_Written request_
Below are some records. How many of their lines contain the string "this"? Give the number only.

[Records about charts and figures]
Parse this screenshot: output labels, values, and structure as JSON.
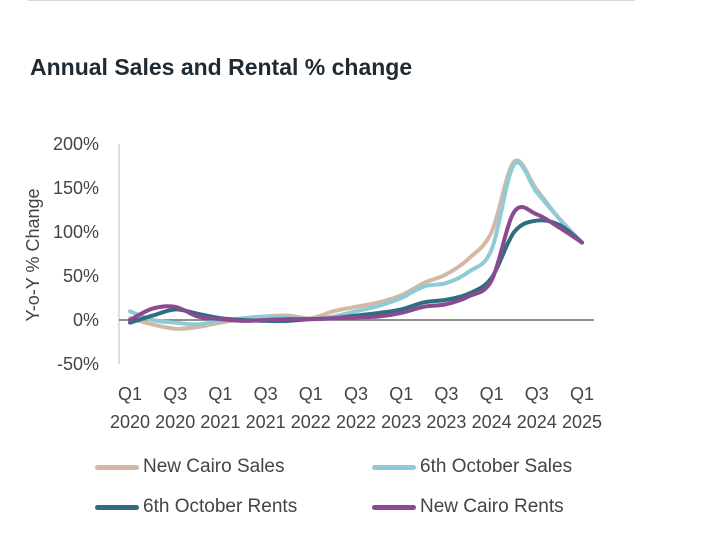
{
  "title": "Annual Sales and Rental % change",
  "chart_data": {
    "type": "line",
    "ylabel": "Y-o-Y % Change",
    "ylim": [
      -50,
      200
    ],
    "yticks": [
      {
        "value": 200,
        "label": "200%"
      },
      {
        "value": 150,
        "label": "150%"
      },
      {
        "value": 100,
        "label": "100%"
      },
      {
        "value": 50,
        "label": "50%"
      },
      {
        "value": 0,
        "label": "0%"
      },
      {
        "value": -50,
        "label": "-50%"
      }
    ],
    "x": [
      "Q1 2020",
      "Q2 2020",
      "Q3 2020",
      "Q4 2020",
      "Q1 2021",
      "Q2 2021",
      "Q3 2021",
      "Q4 2021",
      "Q1 2022",
      "Q2 2022",
      "Q3 2022",
      "Q4 2022",
      "Q1 2023",
      "Q2 2023",
      "Q3 2023",
      "Q4 2023",
      "Q1 2024",
      "Q2 2024",
      "Q3 2024",
      "Q4 2024",
      "Q1 2025"
    ],
    "xticks": [
      {
        "index": 0,
        "top": "Q1",
        "bottom": "2020"
      },
      {
        "index": 2,
        "top": "Q3",
        "bottom": "2020"
      },
      {
        "index": 4,
        "top": "Q1",
        "bottom": "2021"
      },
      {
        "index": 6,
        "top": "Q3",
        "bottom": "2021"
      },
      {
        "index": 8,
        "top": "Q1",
        "bottom": "2022"
      },
      {
        "index": 10,
        "top": "Q3",
        "bottom": "2022"
      },
      {
        "index": 12,
        "top": "Q1",
        "bottom": "2023"
      },
      {
        "index": 14,
        "top": "Q3",
        "bottom": "2023"
      },
      {
        "index": 16,
        "top": "Q1",
        "bottom": "2024"
      },
      {
        "index": 18,
        "top": "Q3",
        "bottom": "2024"
      },
      {
        "index": 20,
        "top": "Q1",
        "bottom": "2025"
      }
    ],
    "series": [
      {
        "name": "New Cairo Sales",
        "color": "#d4b8a3",
        "values": [
          2,
          -5,
          -10,
          -8,
          -3,
          1,
          4,
          5,
          2,
          10,
          15,
          20,
          28,
          42,
          52,
          70,
          100,
          180,
          148,
          115,
          88
        ]
      },
      {
        "name": "6th October Sales",
        "color": "#8fcbd6",
        "values": [
          10,
          0,
          -3,
          -5,
          -1,
          2,
          4,
          3,
          1,
          4,
          10,
          16,
          25,
          38,
          42,
          55,
          80,
          177,
          145,
          115,
          88
        ]
      },
      {
        "name": "6th October Rents",
        "color": "#2f6d80",
        "values": [
          -3,
          5,
          12,
          7,
          2,
          0,
          -1,
          -1,
          1,
          2,
          5,
          8,
          12,
          20,
          23,
          30,
          48,
          100,
          113,
          108,
          88
        ]
      },
      {
        "name": "New Cairo Rents",
        "color": "#8a4a8f",
        "values": [
          0,
          13,
          15,
          4,
          1,
          -1,
          0,
          1,
          1,
          2,
          3,
          4,
          8,
          15,
          18,
          27,
          45,
          123,
          120,
          105,
          88
        ]
      }
    ],
    "legend": [
      {
        "name": "New Cairo Sales",
        "color": "#d4b8a3"
      },
      {
        "name": "6th October Sales",
        "color": "#8fcbd6"
      },
      {
        "name": "6th October Rents",
        "color": "#2f6d80"
      },
      {
        "name": "New Cairo Rents",
        "color": "#8a4a8f"
      }
    ]
  }
}
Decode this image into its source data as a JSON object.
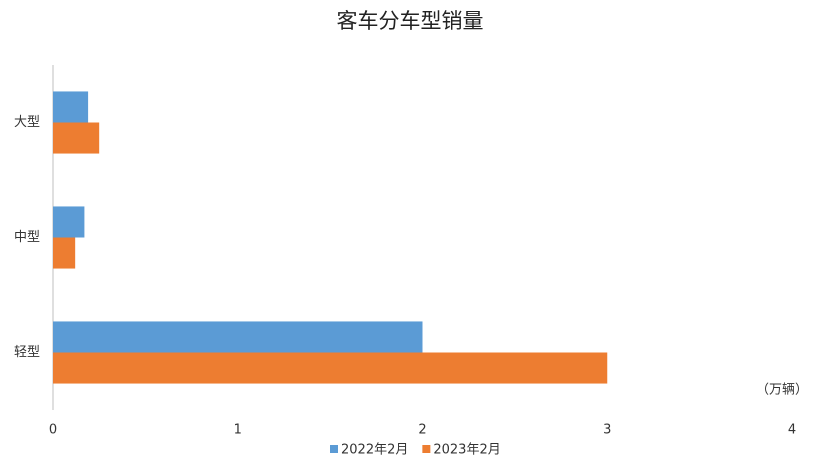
{
  "chart_data": {
    "type": "barh",
    "title": "客车分车型销量",
    "categories": [
      "大型",
      "中型",
      "轻型"
    ],
    "series": [
      {
        "name": "2022年2月",
        "color": "#5b9bd5",
        "values": [
          0.19,
          0.17,
          2.0
        ]
      },
      {
        "name": "2023年2月",
        "color": "#ed7d31",
        "values": [
          0.25,
          0.12,
          3.0
        ]
      }
    ],
    "xlim": [
      0,
      4
    ],
    "xticks": [
      0,
      1,
      2,
      3,
      4
    ],
    "annotation": "（万辆）",
    "legend": "bottom",
    "grid": false
  }
}
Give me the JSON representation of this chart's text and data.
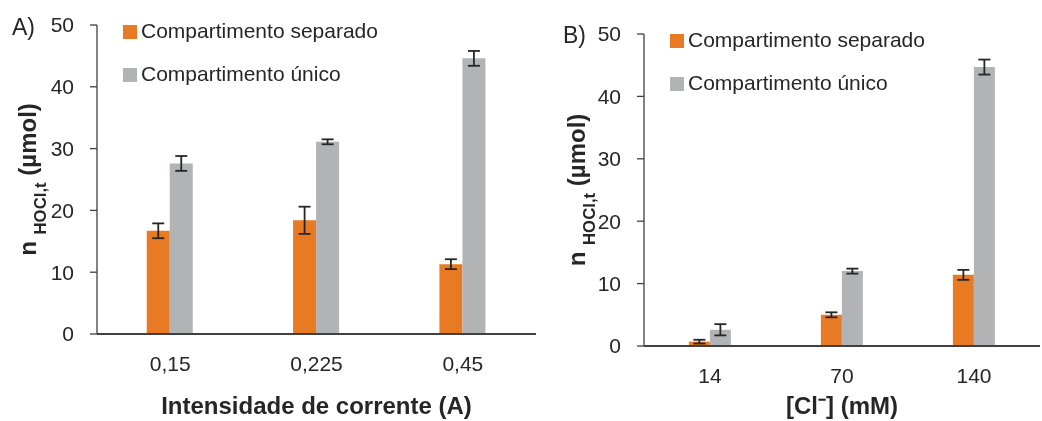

_Solution_
3